-- Prompt 1 --
Answer these questions about the patch email:
(a) How much memory is wasted on systems with a 16KiB CPU page size?
(b) What does Lucas suggest could handle the pagetable allocations?
(c) How many insertions and deletions does the patch make?

— BEGIN Text to read —

[PATCH 1/2] drm/etnaviv: Preallocate STLB according to CPU PAGE_SIZE

Tue Dec 3 18:04:18 UTC 2024

Am Freitag, dem 08.11.2024 um 22:36 +0800 schrieb Sui Jingfeng:
> The dma_direct_alloc() allocate one page at minmium, which size is the CPU
> PAGE_SIZE. while the etnaviv_iommuv2_ensure_stlb() only ask for 4KiB. The
> rest memory space that beyond 4KiB gets wasted on bigger page size systems.
> For example, on 16KiB CPU page size systems, we will waste the rest 12KiB.
> On 64KiB CPU page size systems, we will waste the rest 60KiB.
> 
> Since addresses within one page are always contiguous, the rest memory can
> be used to store adjacent slave TLB entries. Then, when the neighbourhoods
> TLB is being hit on the next time, we don't have to ask another one page
> from the system. Saving both memorys and times overhead because of that.
> 
While this isn't adding a lot of code to etnaviv, I wonder if this
couldn't be handled by using a dma_pool for the pagetable allocations.

Regards,
Lucas

> Signed-off-by: Sui Jingfeng <sui.jingfeng at linux.dev>
> ---
>  drivers/gpu/drm/etnaviv/etnaviv_iommu_v2.c | 64 +++++++++++++++++++---
>  1 file changed, 56 insertions(+), 8 deletions(-)

— END Text to read —

-- Prompt 2 --
Set out the listing lines from its start through the line holding "- cell-solve-flag[interactable]: [272, 330, 284, 342]", inclusive, as a Markdown table with the columns Row and Line. Number each row and leave out blank lines.

— BEGIN Materials provided —

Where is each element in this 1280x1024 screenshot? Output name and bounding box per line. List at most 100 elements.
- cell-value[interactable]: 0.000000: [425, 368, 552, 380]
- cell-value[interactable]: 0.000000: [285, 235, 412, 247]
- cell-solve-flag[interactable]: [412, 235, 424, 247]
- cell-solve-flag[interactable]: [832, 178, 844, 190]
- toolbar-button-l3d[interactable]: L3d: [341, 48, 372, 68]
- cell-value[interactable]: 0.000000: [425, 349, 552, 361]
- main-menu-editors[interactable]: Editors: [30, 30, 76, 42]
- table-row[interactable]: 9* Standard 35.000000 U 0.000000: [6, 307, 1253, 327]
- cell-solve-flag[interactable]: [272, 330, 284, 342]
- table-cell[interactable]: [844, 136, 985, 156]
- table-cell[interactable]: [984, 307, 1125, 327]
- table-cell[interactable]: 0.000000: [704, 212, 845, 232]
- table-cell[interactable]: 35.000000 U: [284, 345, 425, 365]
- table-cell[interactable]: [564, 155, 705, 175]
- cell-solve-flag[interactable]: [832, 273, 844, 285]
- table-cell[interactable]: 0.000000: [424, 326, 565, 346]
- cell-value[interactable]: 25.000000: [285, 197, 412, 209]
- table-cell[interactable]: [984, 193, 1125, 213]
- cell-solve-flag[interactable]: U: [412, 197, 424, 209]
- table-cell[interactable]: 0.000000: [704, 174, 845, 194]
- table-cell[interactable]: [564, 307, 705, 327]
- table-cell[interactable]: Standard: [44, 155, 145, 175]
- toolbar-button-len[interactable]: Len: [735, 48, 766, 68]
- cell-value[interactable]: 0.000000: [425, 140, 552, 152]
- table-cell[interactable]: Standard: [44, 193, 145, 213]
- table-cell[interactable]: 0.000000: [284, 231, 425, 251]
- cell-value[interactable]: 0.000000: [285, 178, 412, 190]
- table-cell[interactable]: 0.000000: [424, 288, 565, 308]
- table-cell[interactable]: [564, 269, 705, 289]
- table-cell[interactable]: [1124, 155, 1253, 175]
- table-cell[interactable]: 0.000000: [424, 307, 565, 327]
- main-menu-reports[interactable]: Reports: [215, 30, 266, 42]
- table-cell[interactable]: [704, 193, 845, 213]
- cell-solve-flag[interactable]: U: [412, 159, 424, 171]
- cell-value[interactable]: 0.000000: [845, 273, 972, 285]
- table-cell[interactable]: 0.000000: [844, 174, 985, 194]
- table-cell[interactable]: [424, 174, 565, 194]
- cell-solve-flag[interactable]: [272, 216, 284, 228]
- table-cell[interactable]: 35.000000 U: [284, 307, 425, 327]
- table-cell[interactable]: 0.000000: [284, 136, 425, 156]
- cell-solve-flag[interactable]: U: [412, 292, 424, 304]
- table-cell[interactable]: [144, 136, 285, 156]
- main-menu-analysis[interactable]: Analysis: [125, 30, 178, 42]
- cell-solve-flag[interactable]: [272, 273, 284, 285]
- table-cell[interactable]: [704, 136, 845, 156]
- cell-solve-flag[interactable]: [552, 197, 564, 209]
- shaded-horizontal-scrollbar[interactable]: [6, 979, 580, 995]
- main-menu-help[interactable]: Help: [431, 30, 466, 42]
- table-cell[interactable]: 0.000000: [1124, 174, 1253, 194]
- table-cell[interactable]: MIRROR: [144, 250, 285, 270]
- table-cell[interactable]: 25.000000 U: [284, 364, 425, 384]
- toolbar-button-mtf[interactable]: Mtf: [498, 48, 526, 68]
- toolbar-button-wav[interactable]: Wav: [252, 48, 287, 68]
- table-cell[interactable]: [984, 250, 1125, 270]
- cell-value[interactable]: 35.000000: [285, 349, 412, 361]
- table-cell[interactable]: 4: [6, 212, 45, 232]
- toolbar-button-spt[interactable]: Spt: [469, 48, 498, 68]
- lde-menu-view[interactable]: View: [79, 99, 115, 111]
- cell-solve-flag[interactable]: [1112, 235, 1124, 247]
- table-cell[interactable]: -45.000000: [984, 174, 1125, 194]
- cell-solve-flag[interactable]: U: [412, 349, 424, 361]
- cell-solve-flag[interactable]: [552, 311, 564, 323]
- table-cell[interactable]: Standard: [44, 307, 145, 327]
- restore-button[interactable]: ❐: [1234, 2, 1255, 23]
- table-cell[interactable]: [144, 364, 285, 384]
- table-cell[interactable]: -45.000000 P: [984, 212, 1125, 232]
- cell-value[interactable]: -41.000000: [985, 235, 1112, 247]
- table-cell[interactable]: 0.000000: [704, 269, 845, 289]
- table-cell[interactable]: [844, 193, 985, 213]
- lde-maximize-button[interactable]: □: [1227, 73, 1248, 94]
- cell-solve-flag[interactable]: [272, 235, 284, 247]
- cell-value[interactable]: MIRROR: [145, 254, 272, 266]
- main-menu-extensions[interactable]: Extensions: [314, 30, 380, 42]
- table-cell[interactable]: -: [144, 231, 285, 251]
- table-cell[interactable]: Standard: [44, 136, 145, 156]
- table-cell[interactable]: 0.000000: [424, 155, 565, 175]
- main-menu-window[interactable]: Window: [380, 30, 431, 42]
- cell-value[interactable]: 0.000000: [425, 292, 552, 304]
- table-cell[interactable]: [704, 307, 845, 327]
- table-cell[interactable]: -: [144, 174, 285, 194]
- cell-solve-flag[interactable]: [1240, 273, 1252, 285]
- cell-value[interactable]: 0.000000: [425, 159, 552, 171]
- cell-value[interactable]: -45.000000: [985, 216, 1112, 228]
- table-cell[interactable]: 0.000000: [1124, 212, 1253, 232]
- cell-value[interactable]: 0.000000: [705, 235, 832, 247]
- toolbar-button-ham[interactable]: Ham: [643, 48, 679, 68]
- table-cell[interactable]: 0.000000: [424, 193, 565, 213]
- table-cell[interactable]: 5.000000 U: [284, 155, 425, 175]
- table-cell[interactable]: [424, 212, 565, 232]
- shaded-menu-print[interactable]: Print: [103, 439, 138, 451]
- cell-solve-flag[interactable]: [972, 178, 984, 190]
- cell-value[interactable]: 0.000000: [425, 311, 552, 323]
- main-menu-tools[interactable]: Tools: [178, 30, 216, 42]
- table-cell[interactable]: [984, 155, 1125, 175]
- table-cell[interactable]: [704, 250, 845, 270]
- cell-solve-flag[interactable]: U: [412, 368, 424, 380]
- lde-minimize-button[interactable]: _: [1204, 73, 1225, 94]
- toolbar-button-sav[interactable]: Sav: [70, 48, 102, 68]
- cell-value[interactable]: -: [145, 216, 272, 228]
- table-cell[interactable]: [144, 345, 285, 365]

— END Materials provided —

-- Final answer 1 --
(a) 12KiB
(b) A dma_pool
(c) 56 insertions and 8 deletions

-- Final answer 2 --
| Row | Line |
|---|---|
| 1 | Where is each element in this 1280x1024 screenshot? Output name and bounding box per line. List at most 100 elements. |
| 2 | - cell-value[interactable]: 0.000000: [425, 368, 552, 380] |
| 3 | - cell-value[interactable]: 0.000000: [285, 235, 412, 247] |
| 4 | - cell-solve-flag[interactable]: [412, 235, 424, 247] |
| 5 | - cell-solve-flag[interactable]: [832, 178, 844, 190] |
| 6 | - toolbar-button-l3d[interactable]: L3d: [341, 48, 372, 68] |
| 7 | - cell-value[interactable]: 0.000000: [425, 349, 552, 361] |
| 8 | - main-menu-editors[interactable]: Editors: [30, 30, 76, 42] |
| 9 | - table-row[interactable]: 9* Standard 35.000000 U 0.000000: [6, 307, 1253, 327] |
| 10 | - cell-solve-flag[interactable]: [272, 330, 284, 342] |